* **Input rows**
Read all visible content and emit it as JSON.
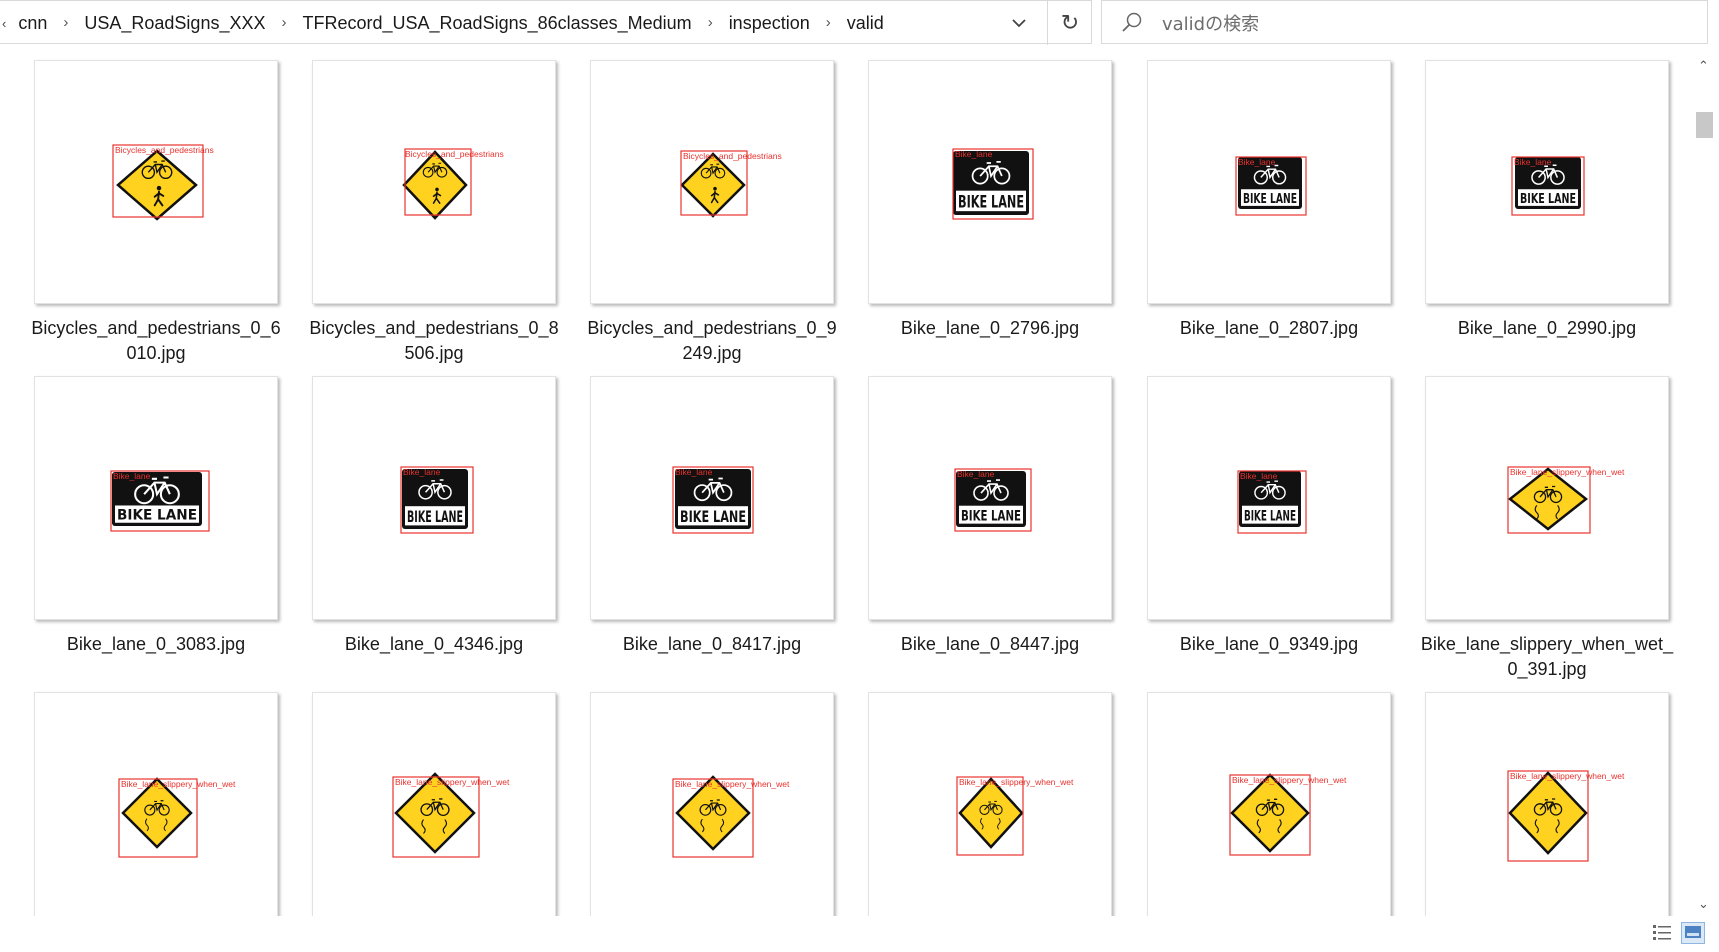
{
  "breadcrumb": {
    "lead": "‹",
    "segments": [
      "cnn",
      "USA_RoadSigns_XXX",
      "TFRecord_USA_RoadSigns_86classes_Medium",
      "inspection",
      "valid"
    ]
  },
  "search": {
    "placeholder": "validの検索"
  },
  "icons": {
    "dropdown": "chevron-down-icon",
    "refresh": "refresh-icon",
    "search": "search-icon",
    "scroll_up": "triangle-up-icon",
    "scroll_down": "triangle-down-icon",
    "details_view": "details-view-icon",
    "thumbnail_view": "large-icons-view-icon"
  },
  "colors": {
    "bbox": "#e8322e",
    "sign_yellow": "#ffd21f",
    "sign_black": "#111111"
  },
  "files": [
    {
      "name": "Bicycles_and_pedestrians_0_6010.jpg",
      "label": "Bicycles_and_pedestrians",
      "sign": "bicycles-pedestrians-sign"
    },
    {
      "name": "Bicycles_and_pedestrians_0_8506.jpg",
      "label": "Bicycles_and_pedestrians",
      "sign": "bicycles-pedestrians-sign"
    },
    {
      "name": "Bicycles_and_pedestrians_0_9249.jpg",
      "label": "Bicycles_and_pedestrians",
      "sign": "bicycles-pedestrians-sign"
    },
    {
      "name": "Bike_lane_0_2796.jpg",
      "label": "Bike_lane",
      "sign": "bike-lane-sign",
      "text": "BIKE LANE"
    },
    {
      "name": "Bike_lane_0_2807.jpg",
      "label": "Bike_lane",
      "sign": "bike-lane-sign",
      "text": "BIKE LANE"
    },
    {
      "name": "Bike_lane_0_2990.jpg",
      "label": "Bike_lane",
      "sign": "bike-lane-sign",
      "text": "BIKE LANE"
    },
    {
      "name": "Bike_lane_0_3083.jpg",
      "label": "Bike_lane",
      "sign": "bike-lane-sign",
      "text": "BIKE LANE"
    },
    {
      "name": "Bike_lane_0_4346.jpg",
      "label": "Bike_lane",
      "sign": "bike-lane-sign",
      "text": "BIKE LANE"
    },
    {
      "name": "Bike_lane_0_8417.jpg",
      "label": "Bike_lane",
      "sign": "bike-lane-sign",
      "text": "BIKE LANE"
    },
    {
      "name": "Bike_lane_0_8447.jpg",
      "label": "Bike_lane",
      "sign": "bike-lane-sign",
      "text": "BIKE LANE"
    },
    {
      "name": "Bike_lane_0_9349.jpg",
      "label": "Bike_lane",
      "sign": "bike-lane-sign",
      "text": "BIKE LANE"
    },
    {
      "name": "Bike_lane_slippery_when_wet_0_391.jpg",
      "label": "Bike_lane_slippery_when_wet",
      "sign": "bike-slippery-sign"
    },
    {
      "name": "",
      "label": "Bike_lane_slippery_when_wet",
      "sign": "bike-slippery-sign"
    },
    {
      "name": "",
      "label": "Bike_lane_slippery_when_wet",
      "sign": "bike-slippery-sign"
    },
    {
      "name": "",
      "label": "Bike_lane_slippery_when_wet",
      "sign": "bike-slippery-sign"
    },
    {
      "name": "",
      "label": "Bike_lane_slippery_when_wet",
      "sign": "bike-slippery-sign"
    },
    {
      "name": "",
      "label": "Bike_lane_slippery_when_wet",
      "sign": "bike-slippery-sign"
    },
    {
      "name": "",
      "label": "Bike_lane_slippery_when_wet",
      "sign": "bike-slippery-sign"
    }
  ]
}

* **What is expected**
Copy the listing word for word, excluding its pictures.

* **Task output**
Read all visible content and emit it as JSON.
{
  "breadcrumb": {
    "lead": "‹",
    "segments": [
      "cnn",
      "USA_RoadSigns_XXX",
      "TFRecord_USA_RoadSigns_86classes_Medium",
      "inspection",
      "valid"
    ]
  },
  "search": {
    "placeholder": "validの検索"
  },
  "icons": {
    "dropdown": "chevron-down-icon",
    "refresh": "refresh-icon",
    "search": "search-icon",
    "scroll_up": "triangle-up-icon",
    "scroll_down": "triangle-down-icon",
    "details_view": "details-view-icon",
    "thumbnail_view": "large-icons-view-icon"
  },
  "colors": {
    "bbox": "#e8322e",
    "sign_yellow": "#ffd21f",
    "sign_black": "#111111"
  },
  "files": [
    {
      "name": "Bicycles_and_pedestrians_0_6010.jpg",
      "label": "Bicycles_and_pedestrians",
      "sign": "bicycles-pedestrians-sign"
    },
    {
      "name": "Bicycles_and_pedestrians_0_8506.jpg",
      "label": "Bicycles_and_pedestrians",
      "sign": "bicycles-pedestrians-sign"
    },
    {
      "name": "Bicycles_and_pedestrians_0_9249.jpg",
      "label": "Bicycles_and_pedestrians",
      "sign": "bicycles-pedestrians-sign"
    },
    {
      "name": "Bike_lane_0_2796.jpg",
      "label": "Bike_lane",
      "sign": "bike-lane-sign",
      "text": "BIKE LANE"
    },
    {
      "name": "Bike_lane_0_2807.jpg",
      "label": "Bike_lane",
      "sign": "bike-lane-sign",
      "text": "BIKE LANE"
    },
    {
      "name": "Bike_lane_0_2990.jpg",
      "label": "Bike_lane",
      "sign": "bike-lane-sign",
      "text": "BIKE LANE"
    },
    {
      "name": "Bike_lane_0_3083.jpg",
      "label": "Bike_lane",
      "sign": "bike-lane-sign",
      "text": "BIKE LANE"
    },
    {
      "name": "Bike_lane_0_4346.jpg",
      "label": "Bike_lane",
      "sign": "bike-lane-sign",
      "text": "BIKE LANE"
    },
    {
      "name": "Bike_lane_0_8417.jpg",
      "label": "Bike_lane",
      "sign": "bike-lane-sign",
      "text": "BIKE LANE"
    },
    {
      "name": "Bike_lane_0_8447.jpg",
      "label": "Bike_lane",
      "sign": "bike-lane-sign",
      "text": "BIKE LANE"
    },
    {
      "name": "Bike_lane_0_9349.jpg",
      "label": "Bike_lane",
      "sign": "bike-lane-sign",
      "text": "BIKE LANE"
    },
    {
      "name": "Bike_lane_slippery_when_wet_0_391.jpg",
      "label": "Bike_lane_slippery_when_wet",
      "sign": "bike-slippery-sign"
    },
    {
      "name": "",
      "label": "Bike_lane_slippery_when_wet",
      "sign": "bike-slippery-sign"
    },
    {
      "name": "",
      "label": "Bike_lane_slippery_when_wet",
      "sign": "bike-slippery-sign"
    },
    {
      "name": "",
      "label": "Bike_lane_slippery_when_wet",
      "sign": "bike-slippery-sign"
    },
    {
      "name": "",
      "label": "Bike_lane_slippery_when_wet",
      "sign": "bike-slippery-sign"
    },
    {
      "name": "",
      "label": "Bike_lane_slippery_when_wet",
      "sign": "bike-slippery-sign"
    },
    {
      "name": "",
      "label": "Bike_lane_slippery_when_wet",
      "sign": "bike-slippery-sign"
    }
  ]
}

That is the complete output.